Dataset items:
● ● ● ● ●

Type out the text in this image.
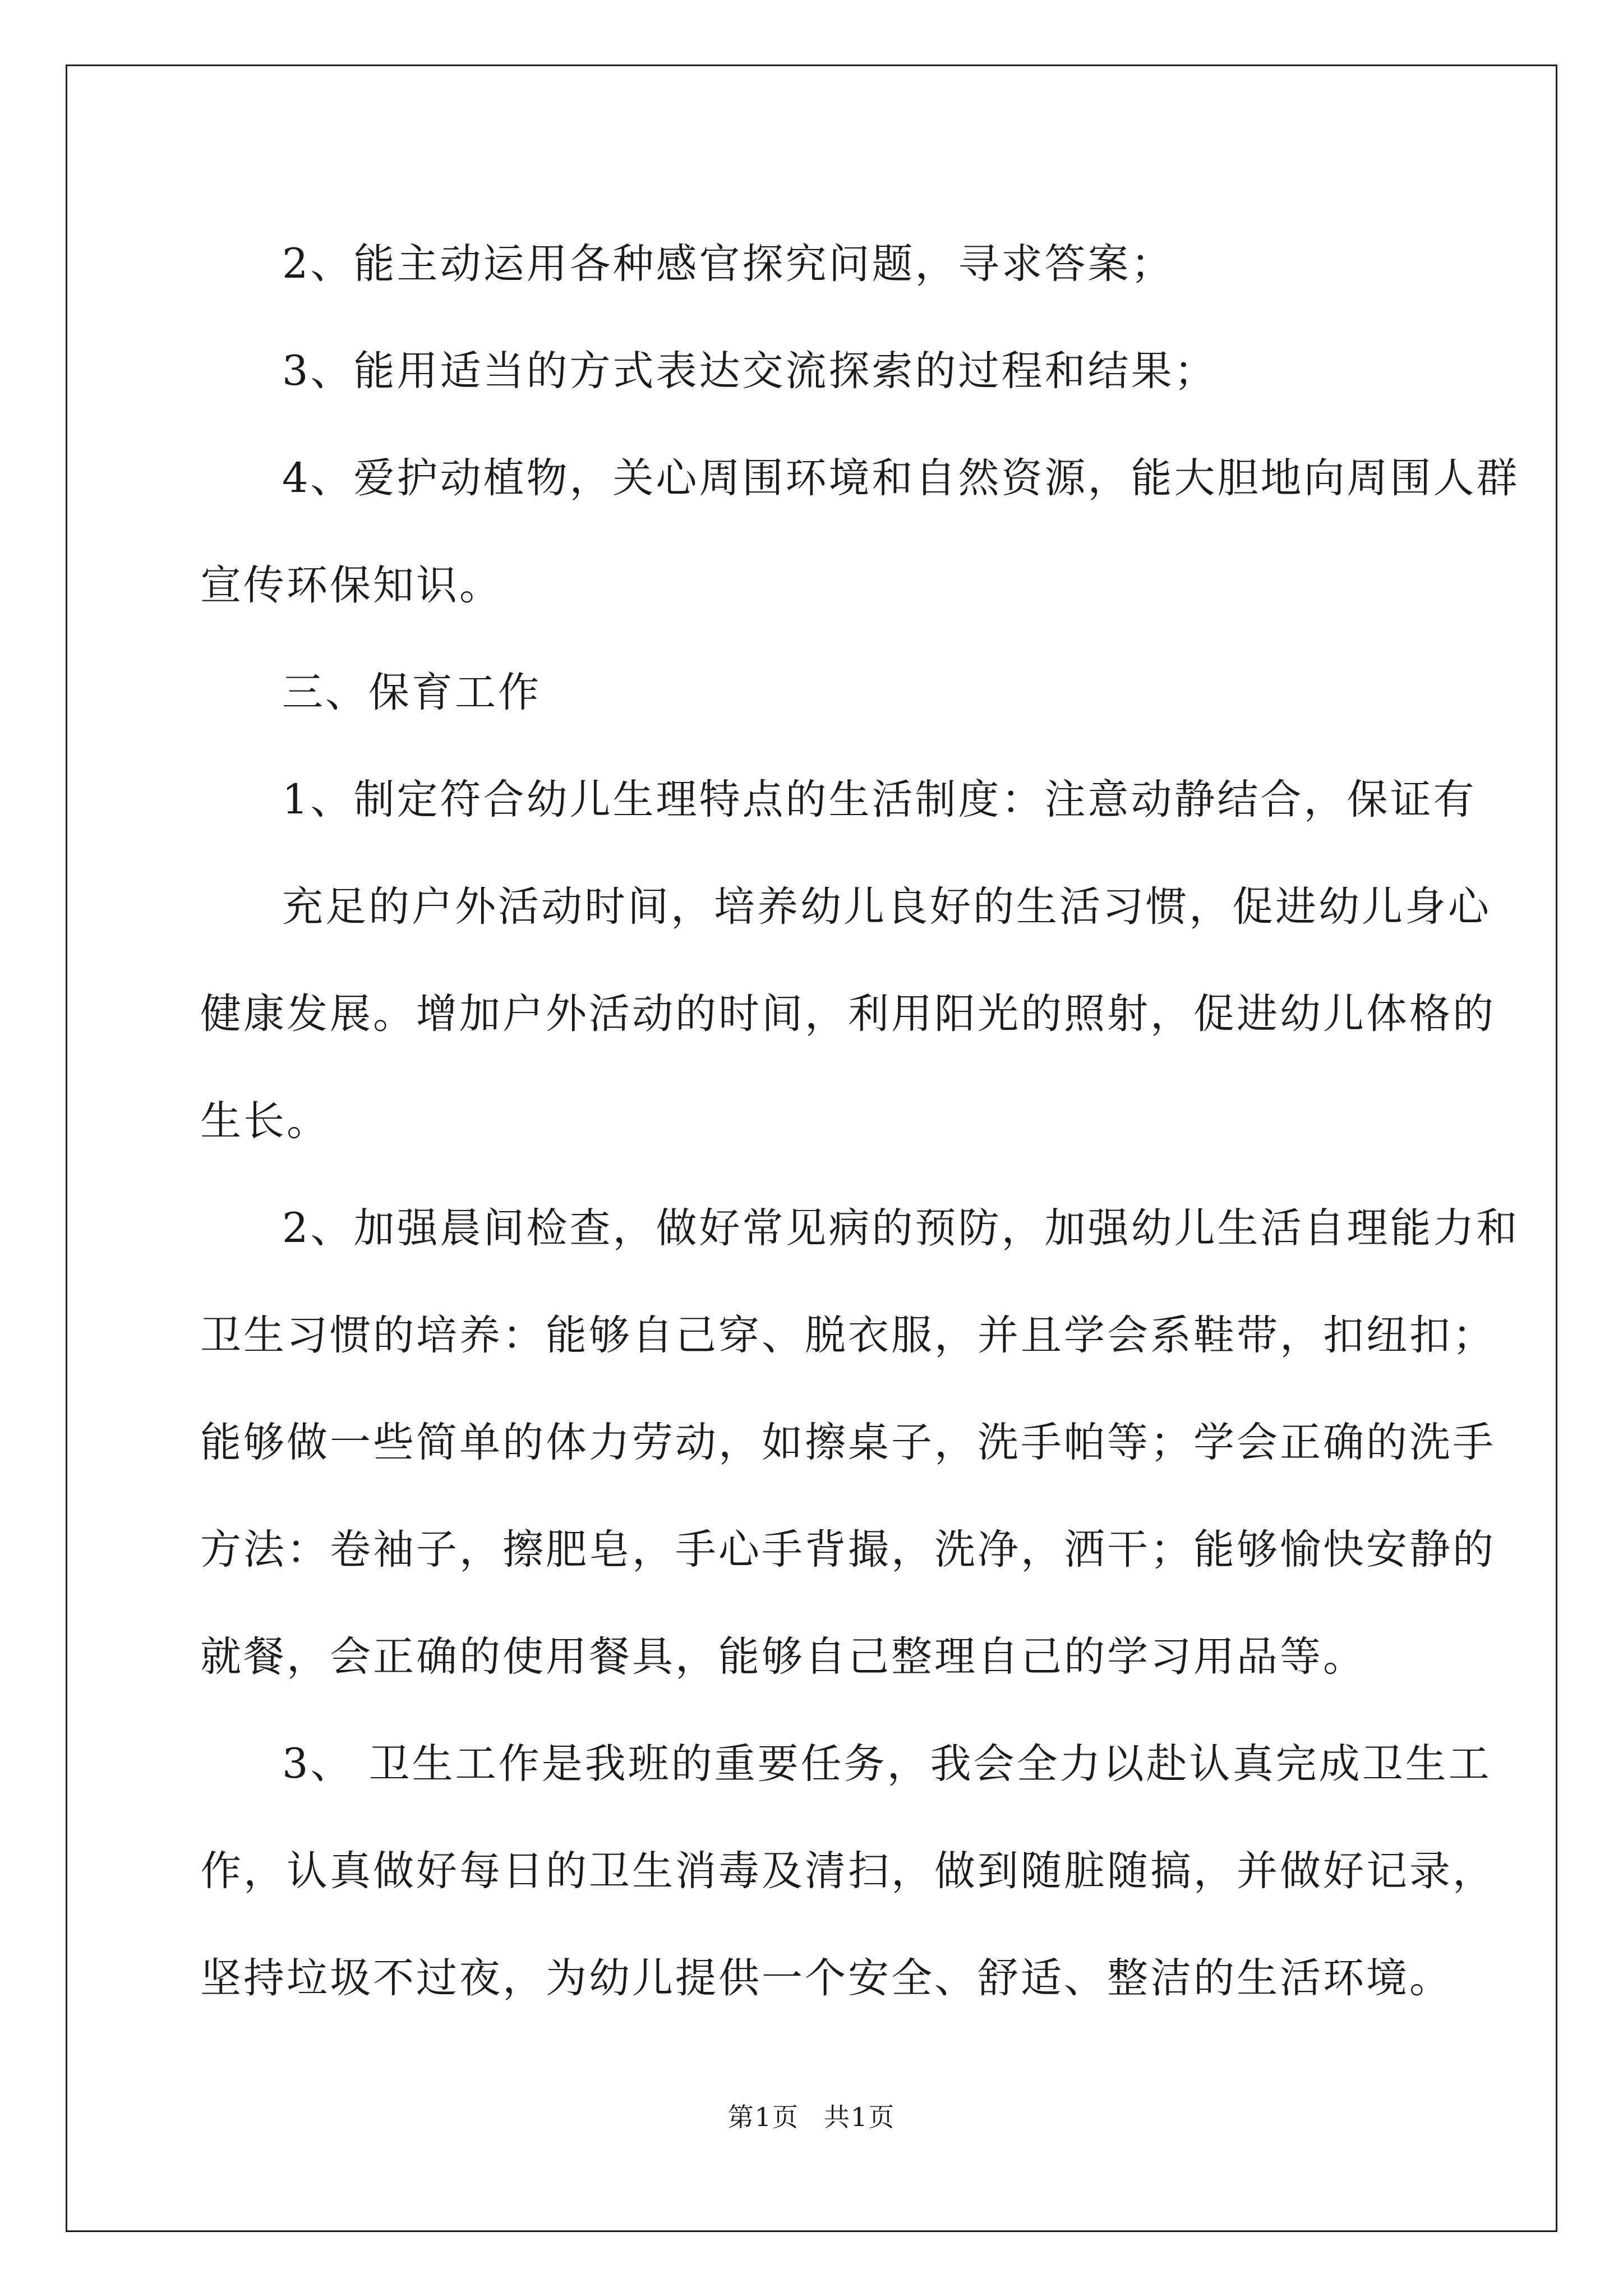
2、能主动运用各种感官探究问题，寻求答案；

3、能用适当的方式表达交流探索的过程和结果；

4、爱护动植物，关心周围环境和自然资源，能大胆地向周围人群

宣传环保知识。

三、保育工作

1、制定符合幼儿生理特点的生活制度：注意动静结合，保证有

充足的户外活动时间，培养幼儿良好的生活习惯，促进幼儿身心

健康发展。增加户外活动的时间，利用阳光的照射，促进幼儿体格的

生长。

2、加强晨间检查，做好常见病的预防，加强幼儿生活自理能力和

卫生习惯的培养：能够自己穿、脱衣服，并且学会系鞋带，扣纽扣；

能够做一些简单的体力劳动，如擦桌子，洗手帕等；学会正确的洗手

方法：卷袖子，擦肥皂，手心手背撮，洗净，洒干；能够愉快安静的

就餐，会正确的使用餐具，能够自己整理自己的学习用品等。

3、 卫生工作是我班的重要任务，我会全力以赴认真完成卫生工

作，认真做好每日的卫生消毒及清扫，做到随脏随搞，并做好记录，

坚持垃圾不过夜，为幼儿提供一个安全、舒适、整洁的生活环境。

第1页 共1页
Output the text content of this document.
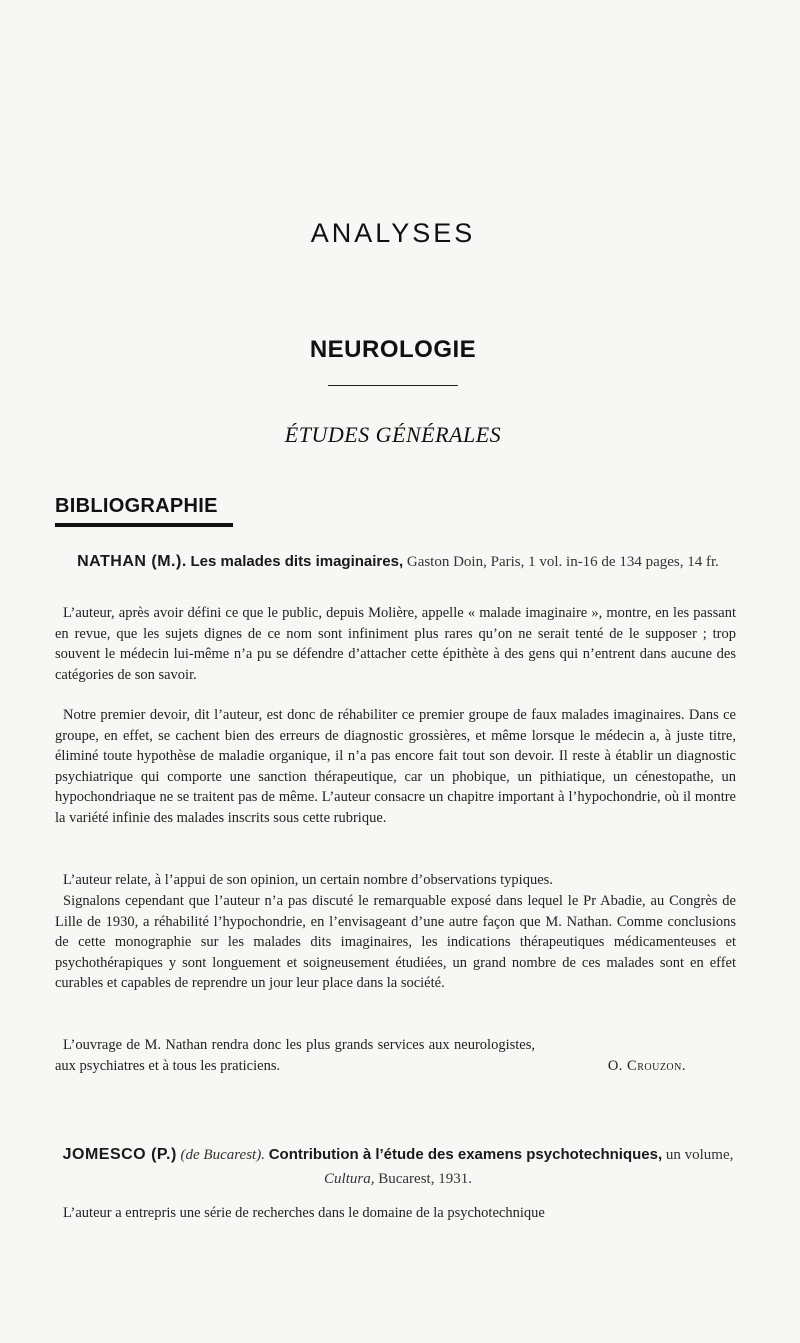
ANALYSES
NEUROLOGIE
ÉTUDES GÉNÉRALES
BIBLIOGRAPHIE
NATHAN (M.). Les malades dits imaginaires, Gaston Doin, Paris, 1 vol. in-16 de 134 pages, 14 fr.

L’auteur, après avoir défini ce que le public, depuis Molière, appelle « malade imaginaire », montre, en les passant en revue, que les sujets dignes de ce nom sont infiniment plus rares qu’on ne serait tenté de le supposer ; trop souvent le médecin lui-même n’a pu se défendre d’attacher cette épithète à des gens qui n’entrent dans aucune des catégories de son savoir.

Notre premier devoir, dit l’auteur, est donc de réhabiliter ce premier groupe de faux malades imaginaires. Dans ce groupe, en effet, se cachent bien des erreurs de diagnostic grossières, et même lorsque le médecin a, à juste titre, éliminé toute hypothèse de maladie organique, il n’a pas encore fait tout son devoir. Il reste à établir un diagnostic psychiatrique qui comporte une sanction thérapeutique, car un phobique, un pithiatique, un cénestopathe, un hypochondriaque ne se traitent pas de même. L’auteur consacre un chapitre important à l’hypochondrie, où il montre la variété infinie des malades inscrits sous cette rubrique.

L’auteur relate, à l’appui de son opinion, un certain nombre d’observations typiques.

Signalons cependant que l’auteur n’a pas discuté le remarquable exposé dans lequel le Pr Abadie, au Congrès de Lille de 1930, a réhabilité l’hypochondrie, en l’envisageant d’une autre façon que M. Nathan. Comme conclusions de cette monographie sur les malades dits imaginaires, les indications thérapeutiques médicamenteuses et psychothérapiques y sont longuement et soigneusement étudiées, un grand nombre de ces malades sont en effet curables et capables de reprendre un jour leur place dans la société.

L’ouvrage de M. Nathan rendra donc les plus grands services aux neurologistes, aux psychiatres et à tous les praticiens.	O. Crouzon.
JOMESCO (P.) (de Bucarest). Contribution à l’étude des examens psychotechniques, un volume, Cultura, Bucarest, 1931.

L’auteur a entrepris une série de recherches dans le domaine de la psychotechnique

● ● ● ● ●

▸ **GIVEN REQUEST**: Retype the whole listing exactly and leave the pictures out.

▸ **ANSWER TO THE TASK**:
Type out the text in this image.
2、能主动运用各种感官探究问题，寻求答案；

3、能用适当的方式表达交流探索的过程和结果；

4、爱护动植物，关心周围环境和自然资源，能大胆地向周围人群

宣传环保知识。

三、保育工作

1、制定符合幼儿生理特点的生活制度：注意动静结合，保证有

充足的户外活动时间，培养幼儿良好的生活习惯，促进幼儿身心

健康发展。增加户外活动的时间，利用阳光的照射，促进幼儿体格的

生长。

2、加强晨间检查，做好常见病的预防，加强幼儿生活自理能力和

卫生习惯的培养：能够自己穿、脱衣服，并且学会系鞋带，扣纽扣；

能够做一些简单的体力劳动，如擦桌子，洗手帕等；学会正确的洗手

方法：卷袖子，擦肥皂，手心手背撮，洗净，洒干；能够愉快安静的

就餐，会正确的使用餐具，能够自己整理自己的学习用品等。

3、 卫生工作是我班的重要任务，我会全力以赴认真完成卫生工

作，认真做好每日的卫生消毒及清扫，做到随脏随搞，并做好记录，

坚持垃圾不过夜，为幼儿提供一个安全、舒适、整洁的生活环境。

第1页 共1页
Output the text content of this document.
ANALYSES
NEUROLOGIE
ÉTUDES GÉNÉRALES
BIBLIOGRAPHIE
NATHAN (M.). Les malades dits imaginaires, Gaston Doin, Paris, 1 vol. in-16 de 134 pages, 14 fr.

L’auteur, après avoir défini ce que le public, depuis Molière, appelle « malade imaginaire », montre, en les passant en revue, que les sujets dignes de ce nom sont infiniment plus rares qu’on ne serait tenté de le supposer ; trop souvent le médecin lui-même n’a pu se défendre d’attacher cette épithète à des gens qui n’entrent dans aucune des catégories de son savoir.

Notre premier devoir, dit l’auteur, est donc de réhabiliter ce premier groupe de faux malades imaginaires. Dans ce groupe, en effet, se cachent bien des erreurs de diagnostic grossières, et même lorsque le médecin a, à juste titre, éliminé toute hypothèse de maladie organique, il n’a pas encore fait tout son devoir. Il reste à établir un diagnostic psychiatrique qui comporte une sanction thérapeutique, car un phobique, un pithiatique, un cénestopathe, un hypochondriaque ne se traitent pas de même. L’auteur consacre un chapitre important à l’hypochondrie, où il montre la variété infinie des malades inscrits sous cette rubrique.

L’auteur relate, à l’appui de son opinion, un certain nombre d’observations typiques.

Signalons cependant que l’auteur n’a pas discuté le remarquable exposé dans lequel le Pr Abadie, au Congrès de Lille de 1930, a réhabilité l’hypochondrie, en l’envisageant d’une autre façon que M. Nathan. Comme conclusions de cette monographie sur les malades dits imaginaires, les indications thérapeutiques médicamenteuses et psychothérapiques y sont longuement et soigneusement étudiées, un grand nombre de ces malades sont en effet curables et capables de reprendre un jour leur place dans la société.

L’ouvrage de M. Nathan rendra donc les plus grands services aux neurologistes, aux psychiatres et à tous les praticiens.	O. Crouzon.
JOMESCO (P.) (de Bucarest). Contribution à l’étude des examens psychotechniques, un volume, Cultura, Bucarest, 1931.

L’auteur a entrepris une série de recherches dans le domaine de la psychotechnique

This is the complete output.